WRITTEN EXERCISE: Note each line that includes the word "плите". Copy those lines.

THE RECORDS:
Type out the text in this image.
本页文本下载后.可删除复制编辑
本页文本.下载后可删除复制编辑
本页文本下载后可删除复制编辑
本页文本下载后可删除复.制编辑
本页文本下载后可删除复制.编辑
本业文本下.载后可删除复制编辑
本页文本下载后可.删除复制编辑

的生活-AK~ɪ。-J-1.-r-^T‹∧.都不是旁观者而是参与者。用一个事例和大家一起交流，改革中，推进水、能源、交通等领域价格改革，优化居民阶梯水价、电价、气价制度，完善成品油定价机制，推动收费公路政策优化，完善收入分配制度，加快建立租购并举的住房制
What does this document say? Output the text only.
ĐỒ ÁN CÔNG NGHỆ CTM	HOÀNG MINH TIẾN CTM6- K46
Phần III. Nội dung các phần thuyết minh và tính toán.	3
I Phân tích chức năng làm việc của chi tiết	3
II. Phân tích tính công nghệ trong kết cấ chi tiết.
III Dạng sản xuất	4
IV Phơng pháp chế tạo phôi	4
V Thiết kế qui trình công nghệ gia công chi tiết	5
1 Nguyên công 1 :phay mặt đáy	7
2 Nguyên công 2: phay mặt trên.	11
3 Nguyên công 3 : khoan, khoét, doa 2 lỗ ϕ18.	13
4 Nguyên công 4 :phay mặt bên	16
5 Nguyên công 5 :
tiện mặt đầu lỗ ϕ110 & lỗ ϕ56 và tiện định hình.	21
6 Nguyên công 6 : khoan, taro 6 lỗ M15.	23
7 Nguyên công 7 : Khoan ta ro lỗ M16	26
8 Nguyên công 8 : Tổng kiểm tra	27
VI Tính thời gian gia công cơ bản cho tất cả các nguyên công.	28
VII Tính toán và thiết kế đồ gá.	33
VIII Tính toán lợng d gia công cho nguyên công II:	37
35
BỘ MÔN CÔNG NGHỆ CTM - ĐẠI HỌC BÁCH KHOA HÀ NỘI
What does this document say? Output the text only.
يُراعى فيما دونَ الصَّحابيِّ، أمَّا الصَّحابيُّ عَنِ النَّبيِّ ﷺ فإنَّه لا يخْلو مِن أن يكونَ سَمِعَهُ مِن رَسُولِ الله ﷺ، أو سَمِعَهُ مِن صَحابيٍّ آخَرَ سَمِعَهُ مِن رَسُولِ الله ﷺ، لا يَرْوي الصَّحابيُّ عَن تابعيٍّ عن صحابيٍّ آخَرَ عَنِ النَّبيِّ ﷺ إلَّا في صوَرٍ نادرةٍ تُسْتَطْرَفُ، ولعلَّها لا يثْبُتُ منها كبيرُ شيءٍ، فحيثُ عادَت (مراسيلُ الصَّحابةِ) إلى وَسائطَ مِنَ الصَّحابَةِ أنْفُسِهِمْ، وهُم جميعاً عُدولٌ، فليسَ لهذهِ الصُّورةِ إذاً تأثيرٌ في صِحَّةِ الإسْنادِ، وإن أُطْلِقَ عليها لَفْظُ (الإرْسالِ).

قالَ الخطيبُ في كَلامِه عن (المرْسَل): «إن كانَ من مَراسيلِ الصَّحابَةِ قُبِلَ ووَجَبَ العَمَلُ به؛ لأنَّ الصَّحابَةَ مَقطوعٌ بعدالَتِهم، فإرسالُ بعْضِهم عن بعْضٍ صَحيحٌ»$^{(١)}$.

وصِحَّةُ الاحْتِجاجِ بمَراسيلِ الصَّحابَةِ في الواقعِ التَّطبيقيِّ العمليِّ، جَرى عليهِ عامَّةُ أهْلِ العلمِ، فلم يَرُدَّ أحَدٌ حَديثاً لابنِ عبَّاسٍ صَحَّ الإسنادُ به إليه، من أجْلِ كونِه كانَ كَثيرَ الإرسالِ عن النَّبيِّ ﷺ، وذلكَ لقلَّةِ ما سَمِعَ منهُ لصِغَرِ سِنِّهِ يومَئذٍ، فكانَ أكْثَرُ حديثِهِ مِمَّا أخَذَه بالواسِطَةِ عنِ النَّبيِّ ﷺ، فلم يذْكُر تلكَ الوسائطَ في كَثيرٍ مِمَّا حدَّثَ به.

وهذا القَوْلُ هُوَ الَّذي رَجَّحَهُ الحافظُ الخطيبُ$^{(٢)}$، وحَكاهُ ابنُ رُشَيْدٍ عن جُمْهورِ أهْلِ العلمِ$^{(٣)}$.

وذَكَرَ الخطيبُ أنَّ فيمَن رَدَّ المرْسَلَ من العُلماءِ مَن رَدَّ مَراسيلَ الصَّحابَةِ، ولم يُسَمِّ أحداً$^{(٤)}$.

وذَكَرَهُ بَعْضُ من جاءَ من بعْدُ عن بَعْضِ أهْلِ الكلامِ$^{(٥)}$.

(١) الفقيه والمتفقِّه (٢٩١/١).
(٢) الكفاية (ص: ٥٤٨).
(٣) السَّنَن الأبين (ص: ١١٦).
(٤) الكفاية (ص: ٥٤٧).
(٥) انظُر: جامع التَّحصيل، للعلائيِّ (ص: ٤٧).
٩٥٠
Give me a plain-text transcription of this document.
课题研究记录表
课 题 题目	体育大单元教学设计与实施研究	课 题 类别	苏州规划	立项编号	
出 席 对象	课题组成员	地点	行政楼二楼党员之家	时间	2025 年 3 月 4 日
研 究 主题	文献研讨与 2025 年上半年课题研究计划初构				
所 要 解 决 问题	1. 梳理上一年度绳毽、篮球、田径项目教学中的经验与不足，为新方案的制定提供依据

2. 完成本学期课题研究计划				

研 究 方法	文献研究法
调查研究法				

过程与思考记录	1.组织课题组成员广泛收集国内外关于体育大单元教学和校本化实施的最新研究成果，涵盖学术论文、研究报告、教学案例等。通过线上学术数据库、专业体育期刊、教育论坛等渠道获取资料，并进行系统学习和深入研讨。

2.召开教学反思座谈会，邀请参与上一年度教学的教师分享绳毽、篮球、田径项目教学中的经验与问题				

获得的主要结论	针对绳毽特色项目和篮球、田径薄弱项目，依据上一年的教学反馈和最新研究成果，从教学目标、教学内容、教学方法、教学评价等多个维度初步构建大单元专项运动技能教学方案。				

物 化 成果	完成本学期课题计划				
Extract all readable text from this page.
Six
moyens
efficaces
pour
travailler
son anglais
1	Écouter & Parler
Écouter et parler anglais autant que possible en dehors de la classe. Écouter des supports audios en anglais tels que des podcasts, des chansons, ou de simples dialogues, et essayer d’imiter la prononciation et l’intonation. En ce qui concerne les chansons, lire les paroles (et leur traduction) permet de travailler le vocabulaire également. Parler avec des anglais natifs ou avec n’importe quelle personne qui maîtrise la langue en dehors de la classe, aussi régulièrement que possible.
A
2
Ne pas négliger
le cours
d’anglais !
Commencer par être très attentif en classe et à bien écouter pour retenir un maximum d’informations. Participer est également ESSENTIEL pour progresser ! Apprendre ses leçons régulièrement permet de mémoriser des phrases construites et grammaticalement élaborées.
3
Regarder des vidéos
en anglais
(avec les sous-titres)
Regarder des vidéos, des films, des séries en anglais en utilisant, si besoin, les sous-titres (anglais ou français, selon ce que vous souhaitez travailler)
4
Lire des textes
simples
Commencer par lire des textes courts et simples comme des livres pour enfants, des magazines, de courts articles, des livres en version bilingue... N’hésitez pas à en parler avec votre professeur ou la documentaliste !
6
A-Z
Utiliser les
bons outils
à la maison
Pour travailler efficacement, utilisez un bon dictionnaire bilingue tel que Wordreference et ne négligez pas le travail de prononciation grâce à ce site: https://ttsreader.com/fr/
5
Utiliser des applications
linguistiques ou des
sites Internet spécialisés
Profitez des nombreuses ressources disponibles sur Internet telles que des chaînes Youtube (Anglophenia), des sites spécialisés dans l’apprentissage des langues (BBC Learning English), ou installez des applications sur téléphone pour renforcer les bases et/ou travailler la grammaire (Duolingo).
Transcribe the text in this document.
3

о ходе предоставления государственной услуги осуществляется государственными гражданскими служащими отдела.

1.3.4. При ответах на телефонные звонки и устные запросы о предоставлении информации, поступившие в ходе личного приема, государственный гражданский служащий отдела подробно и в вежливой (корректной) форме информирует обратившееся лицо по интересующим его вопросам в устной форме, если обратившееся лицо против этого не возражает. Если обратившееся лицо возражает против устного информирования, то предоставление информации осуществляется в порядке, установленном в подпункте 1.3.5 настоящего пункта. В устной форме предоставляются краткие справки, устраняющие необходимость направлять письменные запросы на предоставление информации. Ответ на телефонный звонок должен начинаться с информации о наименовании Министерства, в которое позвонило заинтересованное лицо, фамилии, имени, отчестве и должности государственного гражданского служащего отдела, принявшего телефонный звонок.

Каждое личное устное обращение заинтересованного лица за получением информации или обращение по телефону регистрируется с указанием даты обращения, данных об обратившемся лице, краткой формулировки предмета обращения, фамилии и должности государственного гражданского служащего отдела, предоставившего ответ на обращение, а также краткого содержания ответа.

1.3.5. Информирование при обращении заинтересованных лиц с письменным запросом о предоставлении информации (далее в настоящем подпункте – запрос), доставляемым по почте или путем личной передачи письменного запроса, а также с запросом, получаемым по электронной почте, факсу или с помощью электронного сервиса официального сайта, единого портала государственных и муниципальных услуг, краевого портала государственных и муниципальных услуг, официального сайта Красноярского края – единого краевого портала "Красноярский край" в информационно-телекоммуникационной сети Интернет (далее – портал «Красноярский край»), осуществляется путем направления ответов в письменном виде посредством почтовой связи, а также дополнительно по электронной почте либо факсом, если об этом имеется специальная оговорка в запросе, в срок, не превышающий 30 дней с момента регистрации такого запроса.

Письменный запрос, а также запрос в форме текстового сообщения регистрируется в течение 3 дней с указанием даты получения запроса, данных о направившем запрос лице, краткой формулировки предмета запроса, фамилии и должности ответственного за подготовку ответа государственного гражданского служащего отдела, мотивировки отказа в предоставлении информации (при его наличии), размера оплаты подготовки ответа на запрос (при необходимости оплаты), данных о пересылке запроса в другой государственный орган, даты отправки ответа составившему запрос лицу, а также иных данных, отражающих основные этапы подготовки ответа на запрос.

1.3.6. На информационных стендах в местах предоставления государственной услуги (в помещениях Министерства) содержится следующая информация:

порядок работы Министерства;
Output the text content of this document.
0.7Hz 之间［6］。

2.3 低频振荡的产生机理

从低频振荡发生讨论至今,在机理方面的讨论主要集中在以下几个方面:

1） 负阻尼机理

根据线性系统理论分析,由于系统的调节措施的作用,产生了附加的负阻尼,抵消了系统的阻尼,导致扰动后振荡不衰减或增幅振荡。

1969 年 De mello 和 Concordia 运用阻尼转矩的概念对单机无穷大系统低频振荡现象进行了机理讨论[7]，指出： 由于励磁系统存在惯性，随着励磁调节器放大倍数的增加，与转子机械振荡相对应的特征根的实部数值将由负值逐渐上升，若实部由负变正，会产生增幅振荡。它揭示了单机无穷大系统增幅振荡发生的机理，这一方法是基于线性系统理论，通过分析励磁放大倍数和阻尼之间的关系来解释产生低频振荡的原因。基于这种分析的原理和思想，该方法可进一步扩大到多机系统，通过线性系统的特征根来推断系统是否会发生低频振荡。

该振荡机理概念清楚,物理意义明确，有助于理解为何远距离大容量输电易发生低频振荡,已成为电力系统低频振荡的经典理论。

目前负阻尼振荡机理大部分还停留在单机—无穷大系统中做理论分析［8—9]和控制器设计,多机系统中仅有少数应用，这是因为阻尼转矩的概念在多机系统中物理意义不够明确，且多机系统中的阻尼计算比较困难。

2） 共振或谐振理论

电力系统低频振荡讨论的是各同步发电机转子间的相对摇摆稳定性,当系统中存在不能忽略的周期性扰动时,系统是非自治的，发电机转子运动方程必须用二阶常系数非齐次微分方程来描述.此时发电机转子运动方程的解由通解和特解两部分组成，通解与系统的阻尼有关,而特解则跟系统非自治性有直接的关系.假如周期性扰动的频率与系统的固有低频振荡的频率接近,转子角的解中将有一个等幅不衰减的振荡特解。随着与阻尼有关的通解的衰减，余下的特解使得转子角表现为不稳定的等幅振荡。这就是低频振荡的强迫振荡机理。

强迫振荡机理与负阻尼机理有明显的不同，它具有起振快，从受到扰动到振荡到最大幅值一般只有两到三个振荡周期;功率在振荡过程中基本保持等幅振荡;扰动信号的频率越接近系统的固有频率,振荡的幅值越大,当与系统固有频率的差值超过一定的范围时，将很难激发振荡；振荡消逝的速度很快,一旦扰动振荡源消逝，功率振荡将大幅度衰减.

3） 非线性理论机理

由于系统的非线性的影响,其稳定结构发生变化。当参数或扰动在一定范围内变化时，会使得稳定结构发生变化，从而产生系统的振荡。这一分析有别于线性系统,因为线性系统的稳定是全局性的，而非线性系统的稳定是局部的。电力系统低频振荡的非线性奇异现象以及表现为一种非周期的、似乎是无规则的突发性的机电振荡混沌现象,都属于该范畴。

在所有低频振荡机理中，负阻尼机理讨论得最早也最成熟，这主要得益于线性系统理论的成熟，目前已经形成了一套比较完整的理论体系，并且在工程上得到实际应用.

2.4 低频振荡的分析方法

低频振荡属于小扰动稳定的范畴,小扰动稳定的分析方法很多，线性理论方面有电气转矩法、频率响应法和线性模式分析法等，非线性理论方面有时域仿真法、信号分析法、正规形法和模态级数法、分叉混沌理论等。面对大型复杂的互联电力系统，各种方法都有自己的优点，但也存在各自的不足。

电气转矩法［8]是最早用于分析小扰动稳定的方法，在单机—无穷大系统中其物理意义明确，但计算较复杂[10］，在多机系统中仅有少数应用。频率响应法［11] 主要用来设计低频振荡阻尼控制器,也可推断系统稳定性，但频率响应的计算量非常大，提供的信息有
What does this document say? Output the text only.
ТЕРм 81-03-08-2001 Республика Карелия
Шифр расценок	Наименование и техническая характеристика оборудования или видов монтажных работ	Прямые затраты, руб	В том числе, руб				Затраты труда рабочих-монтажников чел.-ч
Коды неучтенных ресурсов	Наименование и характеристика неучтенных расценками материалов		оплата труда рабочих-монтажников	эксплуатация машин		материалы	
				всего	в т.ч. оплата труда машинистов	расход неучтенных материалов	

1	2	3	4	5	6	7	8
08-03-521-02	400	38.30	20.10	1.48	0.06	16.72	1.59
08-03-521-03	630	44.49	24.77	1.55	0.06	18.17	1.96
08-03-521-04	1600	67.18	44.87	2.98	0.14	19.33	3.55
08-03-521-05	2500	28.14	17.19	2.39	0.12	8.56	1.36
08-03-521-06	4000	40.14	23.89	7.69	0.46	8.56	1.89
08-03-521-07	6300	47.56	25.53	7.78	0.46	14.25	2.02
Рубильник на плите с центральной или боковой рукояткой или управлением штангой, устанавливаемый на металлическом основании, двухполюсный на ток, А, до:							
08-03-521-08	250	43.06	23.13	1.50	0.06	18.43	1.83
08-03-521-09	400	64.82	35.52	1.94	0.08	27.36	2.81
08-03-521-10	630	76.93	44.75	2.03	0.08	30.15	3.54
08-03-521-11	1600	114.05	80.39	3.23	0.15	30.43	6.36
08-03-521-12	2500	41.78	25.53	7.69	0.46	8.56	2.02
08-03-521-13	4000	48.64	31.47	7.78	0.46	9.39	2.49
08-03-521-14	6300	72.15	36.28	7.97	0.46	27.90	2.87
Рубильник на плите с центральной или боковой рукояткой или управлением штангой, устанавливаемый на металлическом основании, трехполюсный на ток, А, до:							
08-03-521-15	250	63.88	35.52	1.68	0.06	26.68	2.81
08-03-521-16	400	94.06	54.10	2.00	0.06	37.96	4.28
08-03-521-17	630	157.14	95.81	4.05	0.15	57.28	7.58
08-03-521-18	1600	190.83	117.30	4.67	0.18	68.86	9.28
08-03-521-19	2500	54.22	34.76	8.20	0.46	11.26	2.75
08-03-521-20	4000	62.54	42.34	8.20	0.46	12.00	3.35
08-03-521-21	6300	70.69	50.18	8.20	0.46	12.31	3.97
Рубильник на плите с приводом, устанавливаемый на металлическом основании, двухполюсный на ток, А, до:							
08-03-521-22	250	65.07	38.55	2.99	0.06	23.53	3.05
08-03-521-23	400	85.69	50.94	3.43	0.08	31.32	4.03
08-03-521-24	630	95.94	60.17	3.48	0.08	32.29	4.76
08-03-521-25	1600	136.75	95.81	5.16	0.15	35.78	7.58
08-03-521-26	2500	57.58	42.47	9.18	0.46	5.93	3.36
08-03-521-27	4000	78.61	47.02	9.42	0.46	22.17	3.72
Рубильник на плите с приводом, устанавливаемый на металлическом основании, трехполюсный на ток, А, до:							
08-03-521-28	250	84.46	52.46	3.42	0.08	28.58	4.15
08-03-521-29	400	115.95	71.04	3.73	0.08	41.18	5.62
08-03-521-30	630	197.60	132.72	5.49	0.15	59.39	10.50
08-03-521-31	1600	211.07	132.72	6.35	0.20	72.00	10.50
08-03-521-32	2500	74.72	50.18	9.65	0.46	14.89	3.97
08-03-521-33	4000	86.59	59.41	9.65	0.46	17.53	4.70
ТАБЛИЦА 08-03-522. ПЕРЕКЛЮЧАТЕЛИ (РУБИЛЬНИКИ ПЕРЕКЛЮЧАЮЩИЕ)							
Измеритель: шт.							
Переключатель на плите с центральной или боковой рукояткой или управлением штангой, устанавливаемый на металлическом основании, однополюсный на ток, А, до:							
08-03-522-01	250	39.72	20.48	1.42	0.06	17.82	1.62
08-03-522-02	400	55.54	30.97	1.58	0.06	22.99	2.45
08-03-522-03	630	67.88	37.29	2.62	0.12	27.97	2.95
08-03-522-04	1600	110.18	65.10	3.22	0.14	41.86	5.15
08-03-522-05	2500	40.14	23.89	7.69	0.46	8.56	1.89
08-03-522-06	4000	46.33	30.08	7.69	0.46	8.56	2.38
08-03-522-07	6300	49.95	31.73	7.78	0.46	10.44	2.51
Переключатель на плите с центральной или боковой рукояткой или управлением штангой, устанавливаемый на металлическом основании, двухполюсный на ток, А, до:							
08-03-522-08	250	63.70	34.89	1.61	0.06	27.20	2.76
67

ANSWER:
Рубильник на плите с центральной или боковой рукояткой или управлением штангой, устанавливаемый на металлическом основании, двухполюсный на ток, А, до:							
Рубильник на плите с центральной или боковой рукояткой или управлением штангой, устанавливаемый на металлическом основании, трехполюсный на ток, А, до:							
Рубильник на плите с приводом, устанавливаемый на металлическом основании, двухполюсный на ток, А, до:							
Рубильник на плите с приводом, устанавливаемый на металлическом основании, трехполюсный на ток, А, до:							
Переключатель на плите с центральной или боковой рукояткой или управлением штангой, устанавливаемый на металлическом основании, однополюсный на ток, А, до:							
Переключатель на плите с центральной или боковой рукояткой или управлением штангой, устанавливаемый на металлическом основании, двухполюсный на ток, А, до:							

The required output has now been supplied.